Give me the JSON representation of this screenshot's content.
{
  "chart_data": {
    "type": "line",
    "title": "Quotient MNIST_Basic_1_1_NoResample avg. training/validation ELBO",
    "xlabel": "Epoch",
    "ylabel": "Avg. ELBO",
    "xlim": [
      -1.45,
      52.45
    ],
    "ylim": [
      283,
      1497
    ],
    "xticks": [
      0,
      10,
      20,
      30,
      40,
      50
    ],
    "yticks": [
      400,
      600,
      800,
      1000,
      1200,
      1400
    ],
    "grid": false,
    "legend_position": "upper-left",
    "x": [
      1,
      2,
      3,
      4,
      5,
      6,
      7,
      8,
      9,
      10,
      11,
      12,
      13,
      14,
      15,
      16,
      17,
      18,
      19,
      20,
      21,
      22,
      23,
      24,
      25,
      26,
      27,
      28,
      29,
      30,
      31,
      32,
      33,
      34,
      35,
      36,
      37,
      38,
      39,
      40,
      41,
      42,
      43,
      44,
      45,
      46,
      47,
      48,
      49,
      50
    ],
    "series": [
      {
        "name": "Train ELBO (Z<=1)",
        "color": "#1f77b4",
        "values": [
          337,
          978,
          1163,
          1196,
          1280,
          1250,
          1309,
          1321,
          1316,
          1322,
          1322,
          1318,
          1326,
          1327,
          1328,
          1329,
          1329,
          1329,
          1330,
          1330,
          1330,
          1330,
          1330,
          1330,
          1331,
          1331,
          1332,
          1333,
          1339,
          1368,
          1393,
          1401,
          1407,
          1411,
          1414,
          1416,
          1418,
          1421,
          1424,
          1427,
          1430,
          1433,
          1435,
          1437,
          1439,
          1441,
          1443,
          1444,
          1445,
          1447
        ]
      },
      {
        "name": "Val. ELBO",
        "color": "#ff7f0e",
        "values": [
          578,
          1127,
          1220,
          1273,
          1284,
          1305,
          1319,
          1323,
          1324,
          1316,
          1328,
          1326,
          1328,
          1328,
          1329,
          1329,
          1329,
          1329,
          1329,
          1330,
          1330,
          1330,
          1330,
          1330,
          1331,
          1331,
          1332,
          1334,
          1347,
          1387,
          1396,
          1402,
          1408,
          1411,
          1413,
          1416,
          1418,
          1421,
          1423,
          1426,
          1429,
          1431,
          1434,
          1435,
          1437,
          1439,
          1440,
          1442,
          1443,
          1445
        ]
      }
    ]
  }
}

========================================

The problem:
Report each line in the preceding entries that holds the string "ELBO".

The answer:
    "title": "Quotient MNIST_Basic_1_1_NoResample avg. training/validation ELBO",
    "ylabel": "Avg. ELBO",
        "name": "Train ELBO (Z<=1)",
        "name": "Val. ELBO",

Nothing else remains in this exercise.